## Work instructions
Return each line of the records with nothing changed, pictures excepted.

## Dataset
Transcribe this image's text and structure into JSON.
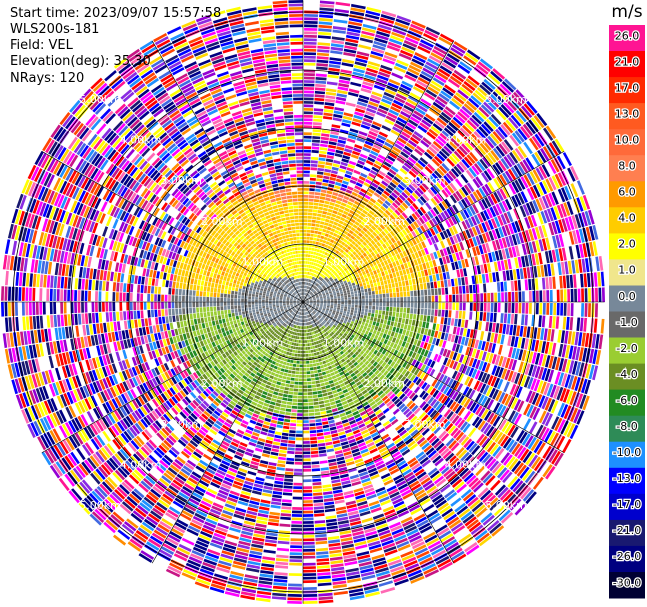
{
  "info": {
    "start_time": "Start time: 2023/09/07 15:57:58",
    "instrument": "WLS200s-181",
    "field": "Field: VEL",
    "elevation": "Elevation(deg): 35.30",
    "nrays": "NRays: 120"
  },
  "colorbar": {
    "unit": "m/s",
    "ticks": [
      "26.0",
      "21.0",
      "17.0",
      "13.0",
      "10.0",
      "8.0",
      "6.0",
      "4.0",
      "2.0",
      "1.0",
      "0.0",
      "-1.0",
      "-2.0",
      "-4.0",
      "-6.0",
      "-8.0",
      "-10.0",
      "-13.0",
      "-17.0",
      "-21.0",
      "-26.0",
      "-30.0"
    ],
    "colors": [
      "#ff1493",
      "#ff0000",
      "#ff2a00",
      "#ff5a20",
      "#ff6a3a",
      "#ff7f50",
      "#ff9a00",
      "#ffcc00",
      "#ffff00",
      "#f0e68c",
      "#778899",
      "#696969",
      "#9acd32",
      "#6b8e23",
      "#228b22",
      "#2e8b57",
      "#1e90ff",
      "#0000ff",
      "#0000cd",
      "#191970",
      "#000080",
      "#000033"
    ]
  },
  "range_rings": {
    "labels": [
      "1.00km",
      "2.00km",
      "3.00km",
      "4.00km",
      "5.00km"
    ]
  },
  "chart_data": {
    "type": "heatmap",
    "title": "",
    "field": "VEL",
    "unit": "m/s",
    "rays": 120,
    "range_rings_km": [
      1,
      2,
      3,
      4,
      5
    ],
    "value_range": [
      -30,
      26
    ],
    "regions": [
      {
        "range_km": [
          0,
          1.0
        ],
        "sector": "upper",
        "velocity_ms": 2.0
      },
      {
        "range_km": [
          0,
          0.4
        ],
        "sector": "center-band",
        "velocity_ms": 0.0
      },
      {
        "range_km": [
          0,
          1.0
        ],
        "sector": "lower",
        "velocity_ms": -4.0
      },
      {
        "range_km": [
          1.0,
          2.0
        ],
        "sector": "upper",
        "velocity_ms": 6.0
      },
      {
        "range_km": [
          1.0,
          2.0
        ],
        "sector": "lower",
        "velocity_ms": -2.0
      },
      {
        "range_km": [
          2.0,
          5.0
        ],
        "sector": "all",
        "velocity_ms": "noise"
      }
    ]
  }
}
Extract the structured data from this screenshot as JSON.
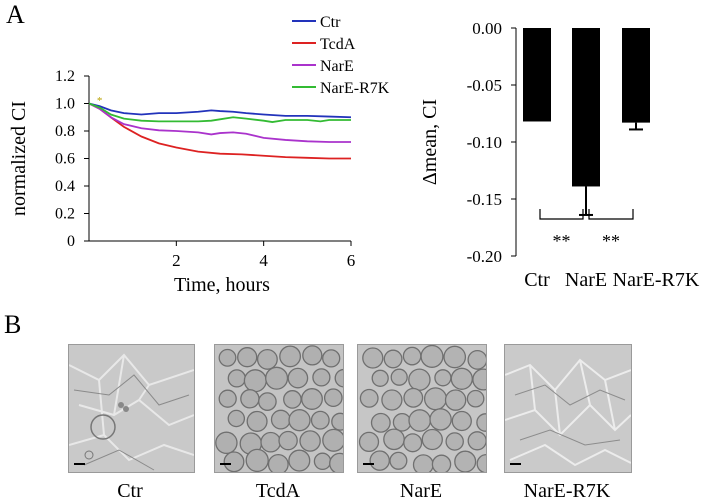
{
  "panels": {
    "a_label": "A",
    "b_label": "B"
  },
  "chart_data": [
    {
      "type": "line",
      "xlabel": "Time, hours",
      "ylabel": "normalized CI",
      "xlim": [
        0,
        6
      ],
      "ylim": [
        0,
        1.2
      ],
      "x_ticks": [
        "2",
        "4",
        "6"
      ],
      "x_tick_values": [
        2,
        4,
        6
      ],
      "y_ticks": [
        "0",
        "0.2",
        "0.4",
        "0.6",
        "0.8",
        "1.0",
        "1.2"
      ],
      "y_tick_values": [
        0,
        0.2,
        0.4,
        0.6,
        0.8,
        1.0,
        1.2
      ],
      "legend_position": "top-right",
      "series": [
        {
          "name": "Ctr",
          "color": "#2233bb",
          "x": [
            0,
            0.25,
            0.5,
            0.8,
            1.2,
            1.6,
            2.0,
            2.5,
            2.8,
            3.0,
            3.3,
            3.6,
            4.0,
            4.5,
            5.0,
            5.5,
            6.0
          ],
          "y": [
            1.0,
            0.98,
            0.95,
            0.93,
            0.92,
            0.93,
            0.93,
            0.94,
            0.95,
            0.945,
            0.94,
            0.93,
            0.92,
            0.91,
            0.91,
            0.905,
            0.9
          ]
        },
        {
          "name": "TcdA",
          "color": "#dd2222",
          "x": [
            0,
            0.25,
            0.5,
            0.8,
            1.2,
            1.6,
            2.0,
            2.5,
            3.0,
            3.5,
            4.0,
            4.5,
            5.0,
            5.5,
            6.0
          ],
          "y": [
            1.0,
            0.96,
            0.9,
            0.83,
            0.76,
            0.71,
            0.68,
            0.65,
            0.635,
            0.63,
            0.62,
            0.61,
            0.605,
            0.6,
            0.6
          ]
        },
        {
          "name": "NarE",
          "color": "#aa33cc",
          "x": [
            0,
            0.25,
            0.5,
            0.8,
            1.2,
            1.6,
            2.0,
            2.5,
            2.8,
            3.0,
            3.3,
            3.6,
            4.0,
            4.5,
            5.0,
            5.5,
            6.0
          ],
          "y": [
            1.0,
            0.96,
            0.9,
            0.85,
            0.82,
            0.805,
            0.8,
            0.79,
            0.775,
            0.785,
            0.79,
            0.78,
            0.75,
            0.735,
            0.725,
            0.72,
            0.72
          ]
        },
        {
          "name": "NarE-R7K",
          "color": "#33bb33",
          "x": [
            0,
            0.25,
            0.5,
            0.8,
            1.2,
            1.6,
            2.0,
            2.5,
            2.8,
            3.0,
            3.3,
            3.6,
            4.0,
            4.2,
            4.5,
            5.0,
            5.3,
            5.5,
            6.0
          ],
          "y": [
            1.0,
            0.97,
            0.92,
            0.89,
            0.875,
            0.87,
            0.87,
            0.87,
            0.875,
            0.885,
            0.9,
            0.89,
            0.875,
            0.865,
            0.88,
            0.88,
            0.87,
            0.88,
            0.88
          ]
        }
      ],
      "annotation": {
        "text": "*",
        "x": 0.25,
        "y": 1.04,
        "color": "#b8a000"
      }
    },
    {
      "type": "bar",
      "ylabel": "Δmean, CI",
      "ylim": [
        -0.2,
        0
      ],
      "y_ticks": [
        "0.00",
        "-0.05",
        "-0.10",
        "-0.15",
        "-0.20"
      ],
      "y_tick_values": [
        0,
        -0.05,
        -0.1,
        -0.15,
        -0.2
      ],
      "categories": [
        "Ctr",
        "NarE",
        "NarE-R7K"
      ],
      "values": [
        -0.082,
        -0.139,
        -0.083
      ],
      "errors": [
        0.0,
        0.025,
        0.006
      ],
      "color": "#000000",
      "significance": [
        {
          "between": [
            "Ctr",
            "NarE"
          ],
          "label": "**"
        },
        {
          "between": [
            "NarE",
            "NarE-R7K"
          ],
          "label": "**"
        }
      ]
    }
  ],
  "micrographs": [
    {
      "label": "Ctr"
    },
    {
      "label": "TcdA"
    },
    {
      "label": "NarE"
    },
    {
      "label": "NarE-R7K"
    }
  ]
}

## Expected answer
Transcribe this image's text and structure into JSON.
{
  "info": {
    "start_time": "Start time: 2023/09/07 15:57:58",
    "instrument": "WLS200s-181",
    "field": "Field: VEL",
    "elevation": "Elevation(deg): 35.30",
    "nrays": "NRays: 120"
  },
  "colorbar": {
    "unit": "m/s",
    "ticks": [
      "26.0",
      "21.0",
      "17.0",
      "13.0",
      "10.0",
      "8.0",
      "6.0",
      "4.0",
      "2.0",
      "1.0",
      "0.0",
      "-1.0",
      "-2.0",
      "-4.0",
      "-6.0",
      "-8.0",
      "-10.0",
      "-13.0",
      "-17.0",
      "-21.0",
      "-26.0",
      "-30.0"
    ],
    "colors": [
      "#ff1493",
      "#ff0000",
      "#ff2a00",
      "#ff5a20",
      "#ff6a3a",
      "#ff7f50",
      "#ff9a00",
      "#ffcc00",
      "#ffff00",
      "#f0e68c",
      "#778899",
      "#696969",
      "#9acd32",
      "#6b8e23",
      "#228b22",
      "#2e8b57",
      "#1e90ff",
      "#0000ff",
      "#0000cd",
      "#191970",
      "#000080",
      "#000033"
    ]
  },
  "range_rings": {
    "labels": [
      "1.00km",
      "2.00km",
      "3.00km",
      "4.00km",
      "5.00km"
    ]
  },
  "chart_data": {
    "type": "heatmap",
    "title": "",
    "field": "VEL",
    "unit": "m/s",
    "rays": 120,
    "range_rings_km": [
      1,
      2,
      3,
      4,
      5
    ],
    "value_range": [
      -30,
      26
    ],
    "regions": [
      {
        "range_km": [
          0,
          1.0
        ],
        "sector": "upper",
        "velocity_ms": 2.0
      },
      {
        "range_km": [
          0,
          0.4
        ],
        "sector": "center-band",
        "velocity_ms": 0.0
      },
      {
        "range_km": [
          0,
          1.0
        ],
        "sector": "lower",
        "velocity_ms": -4.0
      },
      {
        "range_km": [
          1.0,
          2.0
        ],
        "sector": "upper",
        "velocity_ms": 6.0
      },
      {
        "range_km": [
          1.0,
          2.0
        ],
        "sector": "lower",
        "velocity_ms": -2.0
      },
      {
        "range_km": [
          2.0,
          5.0
        ],
        "sector": "all",
        "velocity_ms": "noise"
      }
    ]
  }
}
Extract the structured data from this screenshot as JSON.
{
  "panels": {
    "a_label": "A",
    "b_label": "B"
  },
  "chart_data": [
    {
      "type": "line",
      "xlabel": "Time, hours",
      "ylabel": "normalized CI",
      "xlim": [
        0,
        6
      ],
      "ylim": [
        0,
        1.2
      ],
      "x_ticks": [
        "2",
        "4",
        "6"
      ],
      "x_tick_values": [
        2,
        4,
        6
      ],
      "y_ticks": [
        "0",
        "0.2",
        "0.4",
        "0.6",
        "0.8",
        "1.0",
        "1.2"
      ],
      "y_tick_values": [
        0,
        0.2,
        0.4,
        0.6,
        0.8,
        1.0,
        1.2
      ],
      "legend_position": "top-right",
      "series": [
        {
          "name": "Ctr",
          "color": "#2233bb",
          "x": [
            0,
            0.25,
            0.5,
            0.8,
            1.2,
            1.6,
            2.0,
            2.5,
            2.8,
            3.0,
            3.3,
            3.6,
            4.0,
            4.5,
            5.0,
            5.5,
            6.0
          ],
          "y": [
            1.0,
            0.98,
            0.95,
            0.93,
            0.92,
            0.93,
            0.93,
            0.94,
            0.95,
            0.945,
            0.94,
            0.93,
            0.92,
            0.91,
            0.91,
            0.905,
            0.9
          ]
        },
        {
          "name": "TcdA",
          "color": "#dd2222",
          "x": [
            0,
            0.25,
            0.5,
            0.8,
            1.2,
            1.6,
            2.0,
            2.5,
            3.0,
            3.5,
            4.0,
            4.5,
            5.0,
            5.5,
            6.0
          ],
          "y": [
            1.0,
            0.96,
            0.9,
            0.83,
            0.76,
            0.71,
            0.68,
            0.65,
            0.635,
            0.63,
            0.62,
            0.61,
            0.605,
            0.6,
            0.6
          ]
        },
        {
          "name": "NarE",
          "color": "#aa33cc",
          "x": [
            0,
            0.25,
            0.5,
            0.8,
            1.2,
            1.6,
            2.0,
            2.5,
            2.8,
            3.0,
            3.3,
            3.6,
            4.0,
            4.5,
            5.0,
            5.5,
            6.0
          ],
          "y": [
            1.0,
            0.96,
            0.9,
            0.85,
            0.82,
            0.805,
            0.8,
            0.79,
            0.775,
            0.785,
            0.79,
            0.78,
            0.75,
            0.735,
            0.725,
            0.72,
            0.72
          ]
        },
        {
          "name": "NarE-R7K",
          "color": "#33bb33",
          "x": [
            0,
            0.25,
            0.5,
            0.8,
            1.2,
            1.6,
            2.0,
            2.5,
            2.8,
            3.0,
            3.3,
            3.6,
            4.0,
            4.2,
            4.5,
            5.0,
            5.3,
            5.5,
            6.0
          ],
          "y": [
            1.0,
            0.97,
            0.92,
            0.89,
            0.875,
            0.87,
            0.87,
            0.87,
            0.875,
            0.885,
            0.9,
            0.89,
            0.875,
            0.865,
            0.88,
            0.88,
            0.87,
            0.88,
            0.88
          ]
        }
      ],
      "annotation": {
        "text": "*",
        "x": 0.25,
        "y": 1.04,
        "color": "#b8a000"
      }
    },
    {
      "type": "bar",
      "ylabel": "Δmean, CI",
      "ylim": [
        -0.2,
        0
      ],
      "y_ticks": [
        "0.00",
        "-0.05",
        "-0.10",
        "-0.15",
        "-0.20"
      ],
      "y_tick_values": [
        0,
        -0.05,
        -0.1,
        -0.15,
        -0.2
      ],
      "categories": [
        "Ctr",
        "NarE",
        "NarE-R7K"
      ],
      "values": [
        -0.082,
        -0.139,
        -0.083
      ],
      "errors": [
        0.0,
        0.025,
        0.006
      ],
      "color": "#000000",
      "significance": [
        {
          "between": [
            "Ctr",
            "NarE"
          ],
          "label": "**"
        },
        {
          "between": [
            "NarE",
            "NarE-R7K"
          ],
          "label": "**"
        }
      ]
    }
  ],
  "micrographs": [
    {
      "label": "Ctr"
    },
    {
      "label": "TcdA"
    },
    {
      "label": "NarE"
    },
    {
      "label": "NarE-R7K"
    }
  ]
}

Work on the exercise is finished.